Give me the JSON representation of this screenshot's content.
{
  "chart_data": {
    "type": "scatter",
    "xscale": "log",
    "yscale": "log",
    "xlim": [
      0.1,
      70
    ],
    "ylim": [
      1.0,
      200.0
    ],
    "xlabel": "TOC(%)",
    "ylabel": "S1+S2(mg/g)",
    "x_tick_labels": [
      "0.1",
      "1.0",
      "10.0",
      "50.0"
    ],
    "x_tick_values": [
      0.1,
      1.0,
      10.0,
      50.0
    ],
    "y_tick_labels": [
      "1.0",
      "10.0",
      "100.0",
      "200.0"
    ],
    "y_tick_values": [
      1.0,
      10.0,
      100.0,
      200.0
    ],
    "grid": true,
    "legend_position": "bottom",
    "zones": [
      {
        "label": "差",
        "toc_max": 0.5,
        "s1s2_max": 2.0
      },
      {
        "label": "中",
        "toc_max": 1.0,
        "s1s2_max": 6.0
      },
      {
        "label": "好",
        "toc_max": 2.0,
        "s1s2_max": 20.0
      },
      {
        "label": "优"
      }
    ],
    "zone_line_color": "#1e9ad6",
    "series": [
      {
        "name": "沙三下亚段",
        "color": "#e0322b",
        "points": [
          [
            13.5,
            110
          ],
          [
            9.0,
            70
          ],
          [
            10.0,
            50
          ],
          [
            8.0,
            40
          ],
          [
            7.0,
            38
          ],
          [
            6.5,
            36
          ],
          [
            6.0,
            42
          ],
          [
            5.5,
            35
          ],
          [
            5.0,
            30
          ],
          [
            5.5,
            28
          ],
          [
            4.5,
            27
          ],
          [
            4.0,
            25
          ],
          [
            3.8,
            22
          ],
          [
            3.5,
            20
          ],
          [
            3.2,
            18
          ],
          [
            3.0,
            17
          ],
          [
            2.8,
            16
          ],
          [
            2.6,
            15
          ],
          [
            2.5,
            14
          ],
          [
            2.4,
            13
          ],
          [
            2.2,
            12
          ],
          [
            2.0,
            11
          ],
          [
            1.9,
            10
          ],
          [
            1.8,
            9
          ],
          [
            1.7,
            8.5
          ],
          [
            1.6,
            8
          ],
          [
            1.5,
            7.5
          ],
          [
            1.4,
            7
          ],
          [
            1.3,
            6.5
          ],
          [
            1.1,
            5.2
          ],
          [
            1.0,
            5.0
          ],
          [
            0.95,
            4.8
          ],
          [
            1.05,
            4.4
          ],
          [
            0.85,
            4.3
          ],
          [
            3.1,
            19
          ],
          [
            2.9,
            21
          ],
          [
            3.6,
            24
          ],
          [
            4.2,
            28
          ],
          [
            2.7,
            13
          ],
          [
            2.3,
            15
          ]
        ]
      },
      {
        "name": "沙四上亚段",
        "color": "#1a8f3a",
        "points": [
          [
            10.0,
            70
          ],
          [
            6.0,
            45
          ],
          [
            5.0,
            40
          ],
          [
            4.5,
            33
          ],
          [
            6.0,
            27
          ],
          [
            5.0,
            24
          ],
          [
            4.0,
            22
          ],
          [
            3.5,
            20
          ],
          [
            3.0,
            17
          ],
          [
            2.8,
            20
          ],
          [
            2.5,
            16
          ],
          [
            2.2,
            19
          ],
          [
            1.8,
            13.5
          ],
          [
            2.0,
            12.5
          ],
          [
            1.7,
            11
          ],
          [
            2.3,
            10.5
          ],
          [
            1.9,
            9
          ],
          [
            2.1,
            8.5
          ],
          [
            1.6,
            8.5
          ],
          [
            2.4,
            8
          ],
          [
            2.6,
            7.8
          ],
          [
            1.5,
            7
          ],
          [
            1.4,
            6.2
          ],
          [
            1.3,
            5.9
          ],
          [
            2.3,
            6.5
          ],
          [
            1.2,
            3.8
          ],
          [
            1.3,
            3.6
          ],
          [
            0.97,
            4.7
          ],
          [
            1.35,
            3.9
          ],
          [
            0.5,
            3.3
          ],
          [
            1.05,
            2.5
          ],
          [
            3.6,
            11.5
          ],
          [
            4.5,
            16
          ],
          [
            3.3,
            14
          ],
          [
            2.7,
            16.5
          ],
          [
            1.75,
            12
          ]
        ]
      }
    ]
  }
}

********

### Task instructions:
Print the whole listing again, exactly.

### Answer to the task:
Give me the JSON representation of this screenshot's content.
{
  "chart_data": {
    "type": "scatter",
    "xscale": "log",
    "yscale": "log",
    "xlim": [
      0.1,
      70
    ],
    "ylim": [
      1.0,
      200.0
    ],
    "xlabel": "TOC(%)",
    "ylabel": "S1+S2(mg/g)",
    "x_tick_labels": [
      "0.1",
      "1.0",
      "10.0",
      "50.0"
    ],
    "x_tick_values": [
      0.1,
      1.0,
      10.0,
      50.0
    ],
    "y_tick_labels": [
      "1.0",
      "10.0",
      "100.0",
      "200.0"
    ],
    "y_tick_values": [
      1.0,
      10.0,
      100.0,
      200.0
    ],
    "grid": true,
    "legend_position": "bottom",
    "zones": [
      {
        "label": "差",
        "toc_max": 0.5,
        "s1s2_max": 2.0
      },
      {
        "label": "中",
        "toc_max": 1.0,
        "s1s2_max": 6.0
      },
      {
        "label": "好",
        "toc_max": 2.0,
        "s1s2_max": 20.0
      },
      {
        "label": "优"
      }
    ],
    "zone_line_color": "#1e9ad6",
    "series": [
      {
        "name": "沙三下亚段",
        "color": "#e0322b",
        "points": [
          [
            13.5,
            110
          ],
          [
            9.0,
            70
          ],
          [
            10.0,
            50
          ],
          [
            8.0,
            40
          ],
          [
            7.0,
            38
          ],
          [
            6.5,
            36
          ],
          [
            6.0,
            42
          ],
          [
            5.5,
            35
          ],
          [
            5.0,
            30
          ],
          [
            5.5,
            28
          ],
          [
            4.5,
            27
          ],
          [
            4.0,
            25
          ],
          [
            3.8,
            22
          ],
          [
            3.5,
            20
          ],
          [
            3.2,
            18
          ],
          [
            3.0,
            17
          ],
          [
            2.8,
            16
          ],
          [
            2.6,
            15
          ],
          [
            2.5,
            14
          ],
          [
            2.4,
            13
          ],
          [
            2.2,
            12
          ],
          [
            2.0,
            11
          ],
          [
            1.9,
            10
          ],
          [
            1.8,
            9
          ],
          [
            1.7,
            8.5
          ],
          [
            1.6,
            8
          ],
          [
            1.5,
            7.5
          ],
          [
            1.4,
            7
          ],
          [
            1.3,
            6.5
          ],
          [
            1.1,
            5.2
          ],
          [
            1.0,
            5.0
          ],
          [
            0.95,
            4.8
          ],
          [
            1.05,
            4.4
          ],
          [
            0.85,
            4.3
          ],
          [
            3.1,
            19
          ],
          [
            2.9,
            21
          ],
          [
            3.6,
            24
          ],
          [
            4.2,
            28
          ],
          [
            2.7,
            13
          ],
          [
            2.3,
            15
          ]
        ]
      },
      {
        "name": "沙四上亚段",
        "color": "#1a8f3a",
        "points": [
          [
            10.0,
            70
          ],
          [
            6.0,
            45
          ],
          [
            5.0,
            40
          ],
          [
            4.5,
            33
          ],
          [
            6.0,
            27
          ],
          [
            5.0,
            24
          ],
          [
            4.0,
            22
          ],
          [
            3.5,
            20
          ],
          [
            3.0,
            17
          ],
          [
            2.8,
            20
          ],
          [
            2.5,
            16
          ],
          [
            2.2,
            19
          ],
          [
            1.8,
            13.5
          ],
          [
            2.0,
            12.5
          ],
          [
            1.7,
            11
          ],
          [
            2.3,
            10.5
          ],
          [
            1.9,
            9
          ],
          [
            2.1,
            8.5
          ],
          [
            1.6,
            8.5
          ],
          [
            2.4,
            8
          ],
          [
            2.6,
            7.8
          ],
          [
            1.5,
            7
          ],
          [
            1.4,
            6.2
          ],
          [
            1.3,
            5.9
          ],
          [
            2.3,
            6.5
          ],
          [
            1.2,
            3.8
          ],
          [
            1.3,
            3.6
          ],
          [
            0.97,
            4.7
          ],
          [
            1.35,
            3.9
          ],
          [
            0.5,
            3.3
          ],
          [
            1.05,
            2.5
          ],
          [
            3.6,
            11.5
          ],
          [
            4.5,
            16
          ],
          [
            3.3,
            14
          ],
          [
            2.7,
            16.5
          ],
          [
            1.75,
            12
          ]
        ]
      }
    ]
  }
}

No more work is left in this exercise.